>> START Data rows
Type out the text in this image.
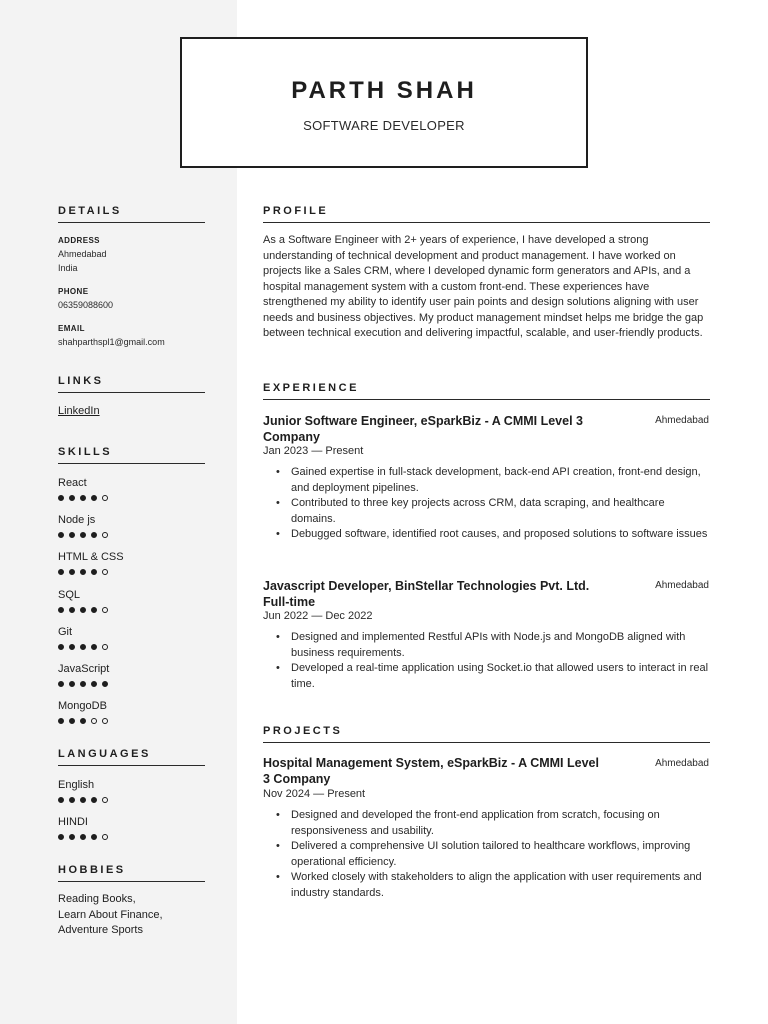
PARTH SHAH
SOFTWARE DEVELOPER
DETAILS
ADDRESS
Ahmedabad
India
PHONE
06359088600
EMAIL
shahparthspl1@gmail.com
LINKS
LinkedIn
SKILLS
React
Node js
HTML & CSS
SQL
Git
JavaScript
MongoDB
LANGUAGES
English
HINDI
HOBBIES
Reading Books,
Learn About Finance,
Adventure Sports
PROFILE
As a Software Engineer with 2+ years of experience, I have developed a strong understanding of technical development and product management. I have worked on projects like a Sales CRM, where I developed dynamic form generators and APIs, and a hospital management system with a custom front-end. These experiences have strengthened my ability to identify user pain points and design solutions aligning with user needs and business objectives. My product management mindset helps me bridge the gap between technical execution and delivering impactful, scalable, and user-friendly products.
EXPERIENCE
Junior Software Engineer, eSparkBiz - A CMMI Level 3 Company
Ahmedabad
Jan 2023 — Present
• Gained expertise in full-stack development, back-end API creation, front-end design, and deployment pipelines.
• Contributed to three key projects across CRM, data scraping, and healthcare domains.
• Debugged software, identified root causes, and proposed solutions to software issues
Javascript Developer, BinStellar Technologies Pvt. Ltd. Full-time
Ahmedabad
Jun 2022 — Dec 2022
• Designed and implemented Restful APIs with Node.js and MongoDB aligned with business requirements.
• Developed a real-time application using Socket.io that allowed users to interact in real time.
PROJECTS
Hospital Management System, eSparkBiz - A CMMI Level 3 Company
Ahmedabad
Nov 2024 — Present
• Designed and developed the front-end application from scratch, focusing on responsiveness and usability.
• Delivered a comprehensive UI solution tailored to healthcare workflows, improving operational efficiency.
• Worked closely with stakeholders to align the application with user requirements and industry standards.
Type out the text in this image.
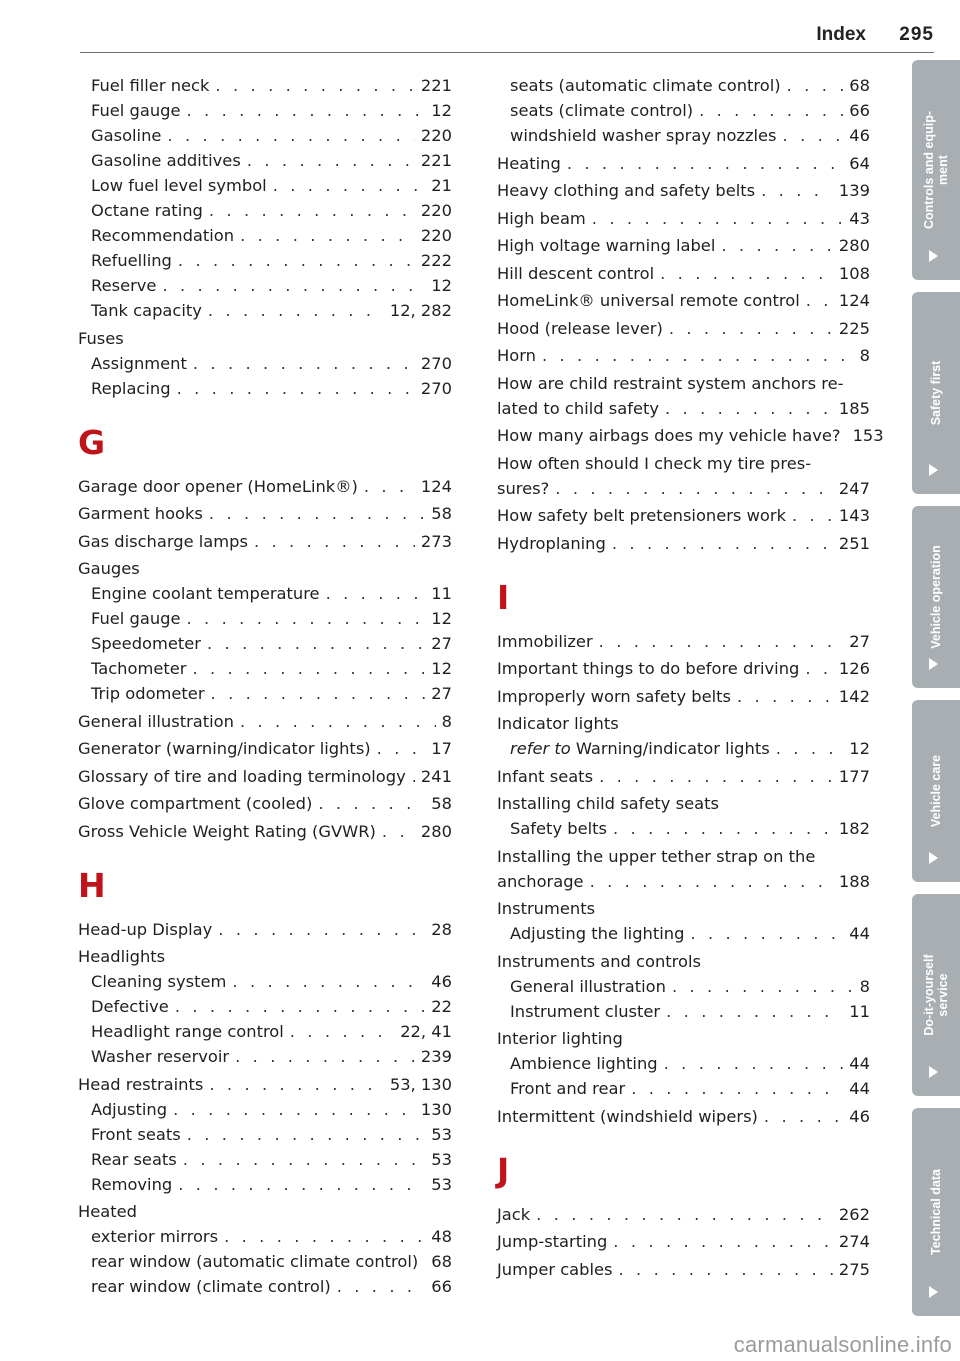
Index 295
Fuel filler neck . . .	221
Fuel gauge . . .	12
Gasoline . . .	220
Gasoline additives . . .	221
Low fuel level symbol . . .	21
Octane rating . . .	220
Recommendation . . .	220
Refuelling . . .	222
Reserve . . .	12
Tank capacity . . .	12, 282
Fuses
Assignment . . .	270
Replacing . . .	270
G
Garage door opener (HomeLink®) . . .	124
Garment hooks . . .	58
Gas discharge lamps . . .	273
Gauges
Engine coolant temperature . . .	11
Fuel gauge . . .	12
Speedometer . . .	27
Tachometer . . .	12
Trip odometer . . .	27
General illustration . . .	8
Generator (warning/indicator lights) . . .	17
Glossary of tire and loading terminology . . . 241
Glove compartment (cooled) . . .	58
Gross Vehicle Weight Rating (GVWR) . . .	280
H
Head-up Display . . .	28
Headlights
Cleaning system . . .	46
Defective . . .	22
Headlight range control . . .	22, 41
Washer reservoir . . .	239
Head restraints . . .	53, 130
Adjusting . . .	130
Front seats . . .	53
Rear seats . . .	53
Removing . . .	53
Heated
exterior mirrors . . .	48
rear window (automatic climate control) . . . 68
rear window (climate control) . . .	66
seats (automatic climate control) . . .	68
seats (climate control) . . .	66
windshield washer spray nozzles . . .	46
Heating . . .	64
Heavy clothing and safety belts . . .	139
High beam . . .	43
High voltage warning label . . .	280
Hill descent control . . .	108
HomeLink® universal remote control . . . 124
Hood (release lever) . . .	225
Horn . . .	8
How are child restraint system anchors re-
lated to child safety . . .	185
How many airbags does my vehicle have? 153
How often should I check my tire pres-
sures? . . .	247
How safety belt pretensioners work . . .	143
Hydroplaning . . .	251
I
Immobilizer . . .	27
Important things to do before driving . . . 126
Improperly worn safety belts . . .	142
Indicator lights
refer to Warning/indicator lights . . .	12
Infant seats . . .	177
Installing child safety seats
Safety belts . . .	182
Installing the upper tether strap on the
anchorage . . .	188
Instruments
Adjusting the lighting . . .	44
Instruments and controls
General illustration . . .	8
Instrument cluster . . .	11
Interior lighting
Ambience lighting . . .	44
Front and rear . . .	44
Intermittent (windshield wipers) . . .	46
J
Jack . . .	262
Jump-starting . . .	274
Jumper cables . . .	275
Controls and equip- ment
Safety first
Vehicle operation
Vehicle care
Do-it-yourself service
Technical data
carmanualsonline.info
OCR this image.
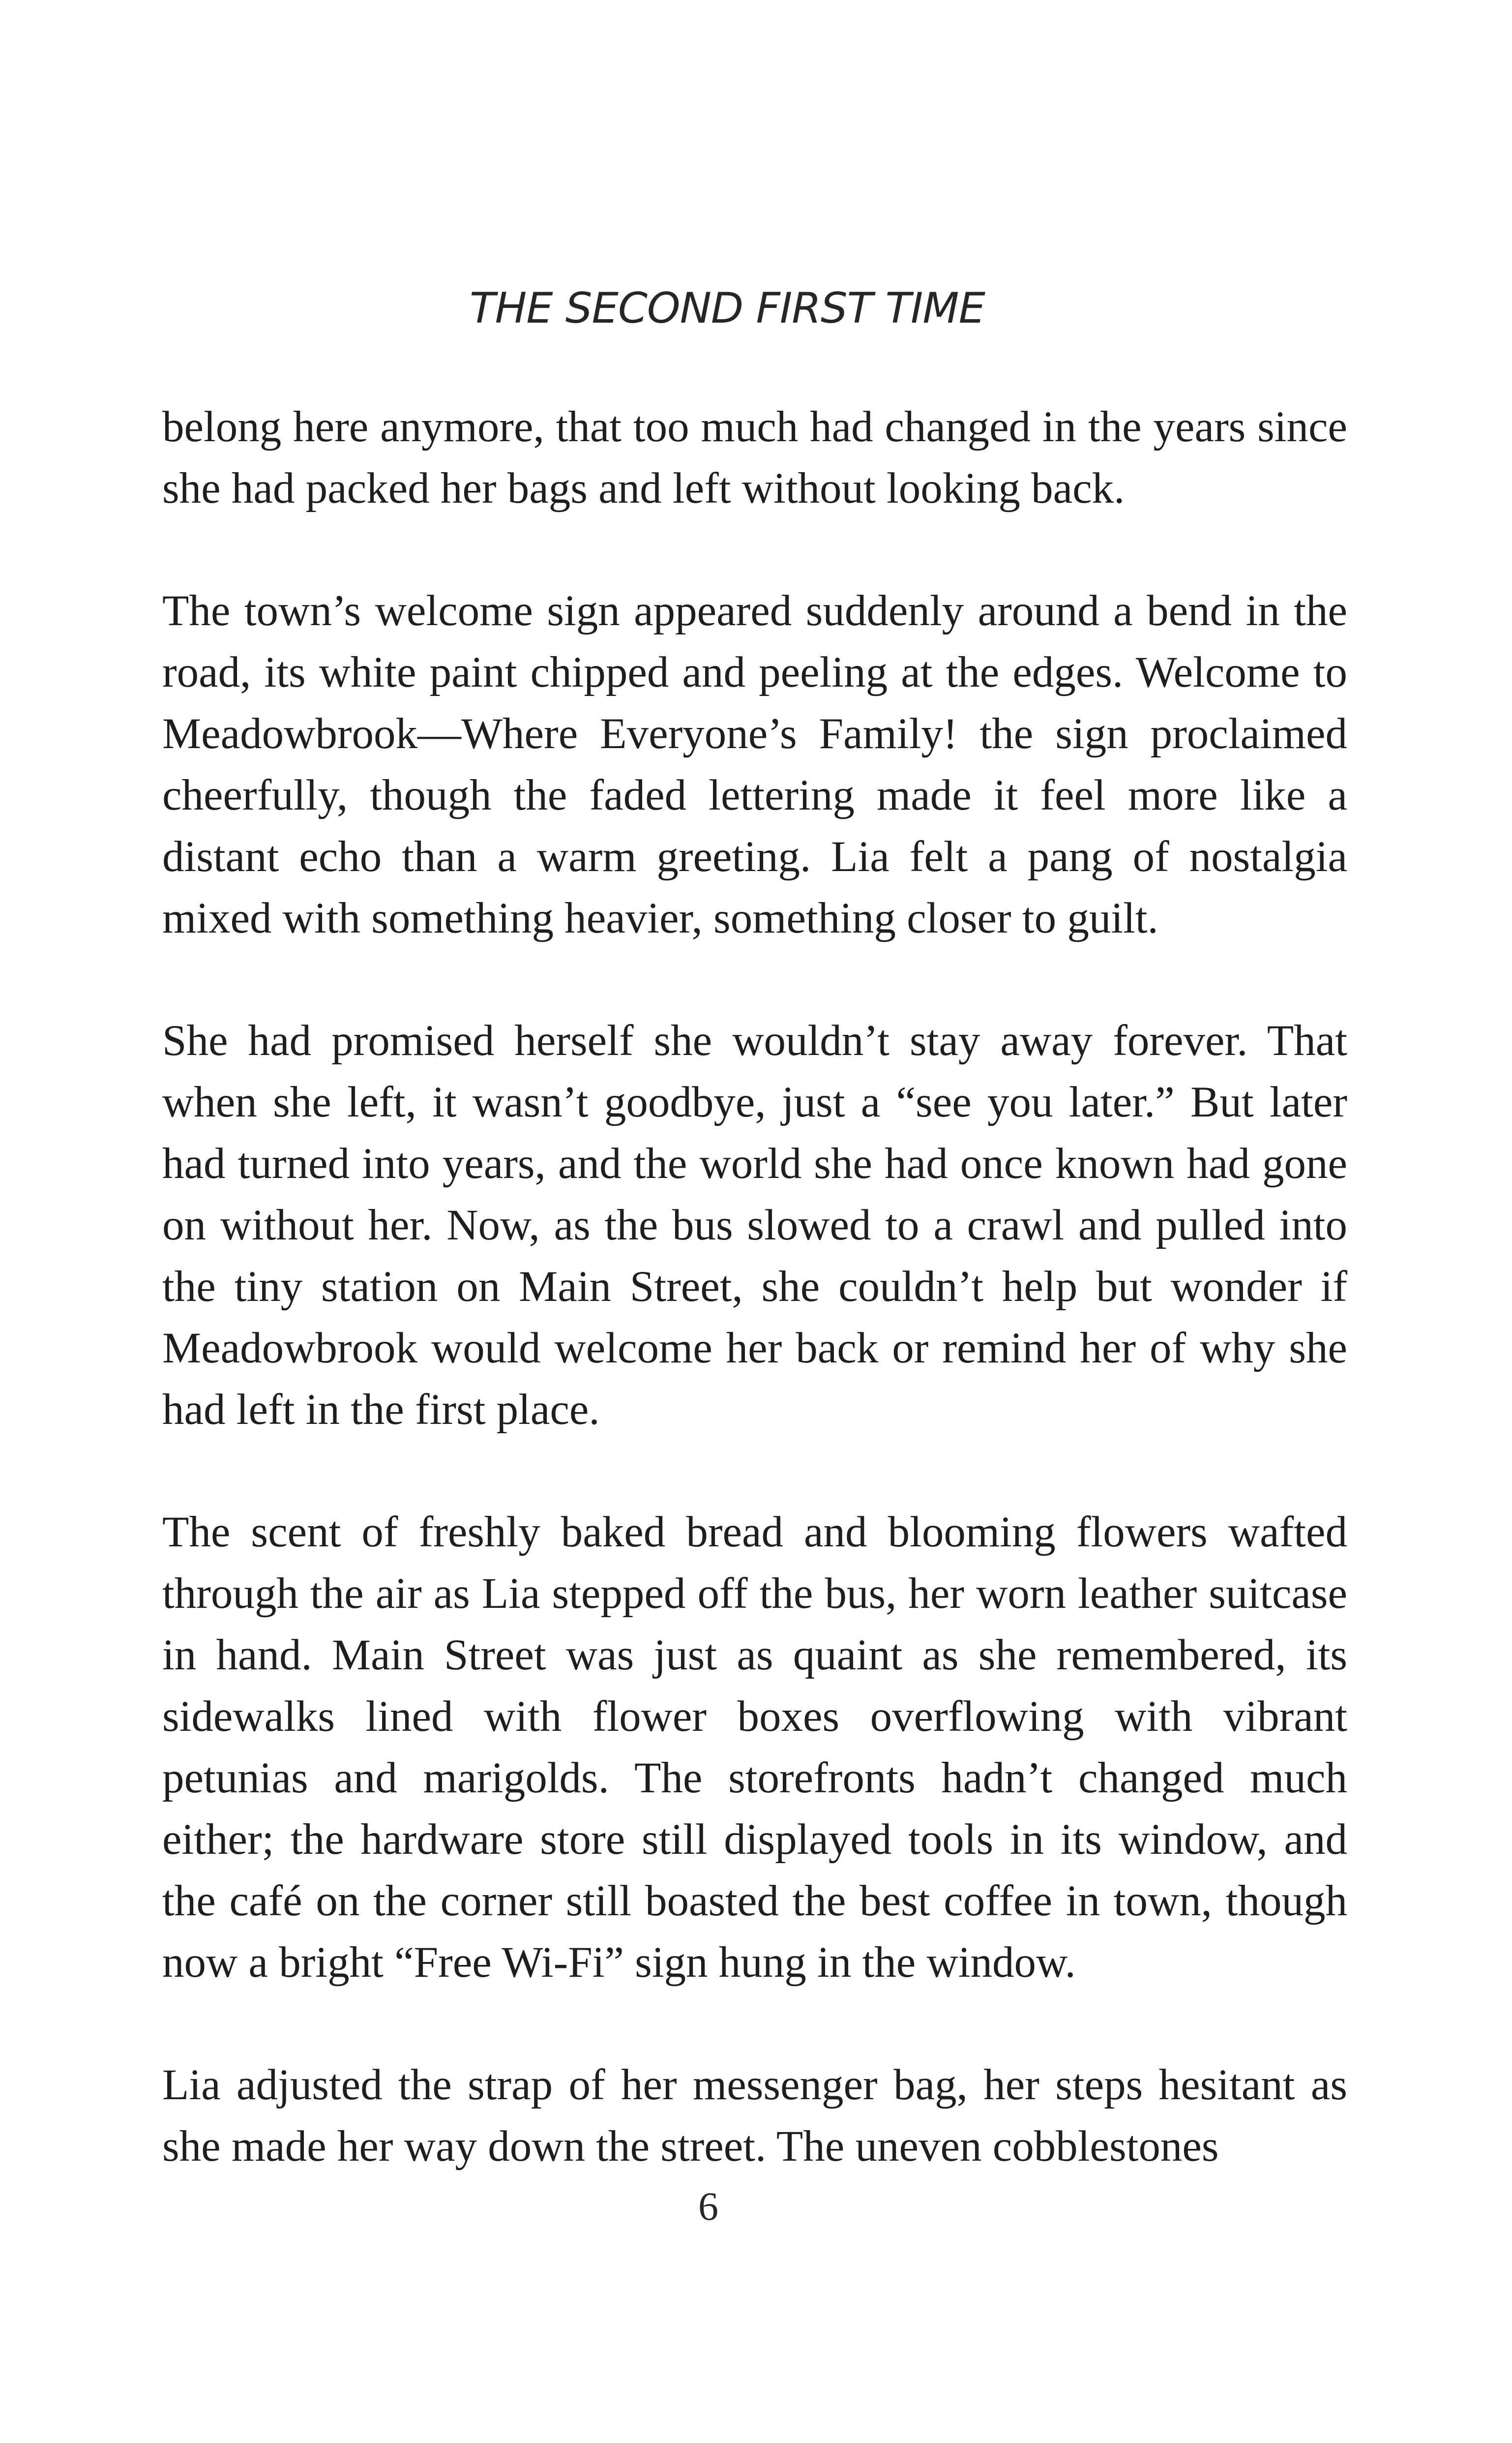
THE SECOND FIRST TIME

belong here anymore, that too much had changed in the years since she had packed her bags and left without looking back.

The town’s welcome sign appeared suddenly around a bend in the road, its white paint chipped and peeling at the edges. Welcome to Meadowbrook—Where Everyone’s Family! the sign proclaimed cheerfully, though the faded lettering made it feel more like a distant echo than a warm greeting. Lia felt a pang of nostalgia mixed with something heavier, something closer to guilt.

She had promised herself she wouldn’t stay away forever. That when she left, it wasn’t goodbye, just a “see you later.” But later had turned into years, and the world she had once known had gone on without her. Now, as the bus slowed to a crawl and pulled into the tiny station on Main Street, she couldn’t help but wonder if Meadowbrook would welcome her back or remind her of why she had left in the first place.

The scent of freshly baked bread and blooming flowers wafted through the air as Lia stepped off the bus, her worn leather suitcase in hand. Main Street was just as quaint as she remembered, its sidewalks lined with flower boxes overflowing with vibrant petunias and marigolds. The storefronts hadn’t changed much either; the hardware store still displayed tools in its window, and the café on the corner still boasted the best coffee in town, though now a bright “Free Wi-Fi” sign hung in the window.

Lia adjusted the strap of her messenger bag, her steps hesitant as she made her way down the street. The uneven cobblestones

6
>> END Data rows
▶ [Directive] Write every entry out again exactly, dropping the pictures.

▶ [The solution]
Type out the text in this image.
PARTH SHAH
SOFTWARE DEVELOPER
DETAILS
ADDRESS
Ahmedabad
India
PHONE
06359088600
EMAIL
shahparthspl1@gmail.com
LINKS
LinkedIn
SKILLS
React
Node js
HTML & CSS
SQL
Git
JavaScript
MongoDB
LANGUAGES
English
HINDI
HOBBIES
Reading Books,
Learn About Finance,
Adventure Sports
PROFILE
As a Software Engineer with 2+ years of experience, I have developed a strong understanding of technical development and product management. I have worked on projects like a Sales CRM, where I developed dynamic form generators and APIs, and a hospital management system with a custom front-end. These experiences have strengthened my ability to identify user pain points and design solutions aligning with user needs and business objectives. My product management mindset helps me bridge the gap between technical execution and delivering impactful, scalable, and user-friendly products.
EXPERIENCE
Junior Software Engineer, eSparkBiz - A CMMI Level 3 Company
Ahmedabad
Jan 2023 — Present
• Gained expertise in full-stack development, back-end API creation, front-end design, and deployment pipelines.
• Contributed to three key projects across CRM, data scraping, and healthcare domains.
• Debugged software, identified root causes, and proposed solutions to software issues
Javascript Developer, BinStellar Technologies Pvt. Ltd. Full-time
Ahmedabad
Jun 2022 — Dec 2022
• Designed and implemented Restful APIs with Node.js and MongoDB aligned with business requirements.
• Developed a real-time application using Socket.io that allowed users to interact in real time.
PROJECTS
Hospital Management System, eSparkBiz - A CMMI Level 3 Company
Ahmedabad
Nov 2024 — Present
• Designed and developed the front-end application from scratch, focusing on responsiveness and usability.
• Delivered a comprehensive UI solution tailored to healthcare workflows, improving operational efficiency.
• Worked closely with stakeholders to align the application with user requirements and industry standards.
Type out the text in this image.
Index 295
Fuel filler neck . . .	221
Fuel gauge . . .	12
Gasoline . . .	220
Gasoline additives . . .	221
Low fuel level symbol . . .	21
Octane rating . . .	220
Recommendation . . .	220
Refuelling . . .	222
Reserve . . .	12
Tank capacity . . .	12, 282
Fuses
Assignment . . .	270
Replacing . . .	270
G
Garage door opener (HomeLink®) . . .	124
Garment hooks . . .	58
Gas discharge lamps . . .	273
Gauges
Engine coolant temperature . . .	11
Fuel gauge . . .	12
Speedometer . . .	27
Tachometer . . .	12
Trip odometer . . .	27
General illustration . . .	8
Generator (warning/indicator lights) . . .	17
Glossary of tire and loading terminology . . . 241
Glove compartment (cooled) . . .	58
Gross Vehicle Weight Rating (GVWR) . . .	280
H
Head-up Display . . .	28
Headlights
Cleaning system . . .	46
Defective . . .	22
Headlight range control . . .	22, 41
Washer reservoir . . .	239
Head restraints . . .	53, 130
Adjusting . . .	130
Front seats . . .	53
Rear seats . . .	53
Removing . . .	53
Heated
exterior mirrors . . .	48
rear window (automatic climate control) . . . 68
rear window (climate control) . . .	66
seats (automatic climate control) . . .	68
seats (climate control) . . .	66
windshield washer spray nozzles . . .	46
Heating . . .	64
Heavy clothing and safety belts . . .	139
High beam . . .	43
High voltage warning label . . .	280
Hill descent control . . .	108
HomeLink® universal remote control . . . 124
Hood (release lever) . . .	225
Horn . . .	8
How are child restraint system anchors re-
lated to child safety . . .	185
How many airbags does my vehicle have? 153
How often should I check my tire pres-
sures? . . .	247
How safety belt pretensioners work . . .	143
Hydroplaning . . .	251
I
Immobilizer . . .	27
Important things to do before driving . . . 126
Improperly worn safety belts . . .	142
Indicator lights
refer to Warning/indicator lights . . .	12
Infant seats . . .	177
Installing child safety seats
Safety belts . . .	182
Installing the upper tether strap on the
anchorage . . .	188
Instruments
Adjusting the lighting . . .	44
Instruments and controls
General illustration . . .	8
Instrument cluster . . .	11
Interior lighting
Ambience lighting . . .	44
Front and rear . . .	44
Intermittent (windshield wipers) . . .	46
J
Jack . . .	262
Jump-starting . . .	274
Jumper cables . . .	275
Controls and equip- ment
Safety first
Vehicle operation
Vehicle care
Do-it-yourself service
Technical data
carmanualsonline.info
OCR this image.
THE SECOND FIRST TIME

belong here anymore, that too much had changed in the years since she had packed her bags and left without looking back.

The town’s welcome sign appeared suddenly around a bend in the road, its white paint chipped and peeling at the edges. Welcome to Meadowbrook—Where Everyone’s Family! the sign proclaimed cheerfully, though the faded lettering made it feel more like a distant echo than a warm greeting. Lia felt a pang of nostalgia mixed with something heavier, something closer to guilt.

She had promised herself she wouldn’t stay away forever. That when she left, it wasn’t goodbye, just a “see you later.” But later had turned into years, and the world she had once known had gone on without her. Now, as the bus slowed to a crawl and pulled into the tiny station on Main Street, she couldn’t help but wonder if Meadowbrook would welcome her back or remind her of why she had left in the first place.

The scent of freshly baked bread and blooming flowers wafted through the air as Lia stepped off the bus, her worn leather suitcase in hand. Main Street was just as quaint as she remembered, its sidewalks lined with flower boxes overflowing with vibrant petunias and marigolds. The storefronts hadn’t changed much either; the hardware store still displayed tools in its window, and the café on the corner still boasted the best coffee in town, though now a bright “Free Wi-Fi” sign hung in the window.

Lia adjusted the strap of her messenger bag, her steps hesitant as she made her way down the street. The uneven cobblestones

6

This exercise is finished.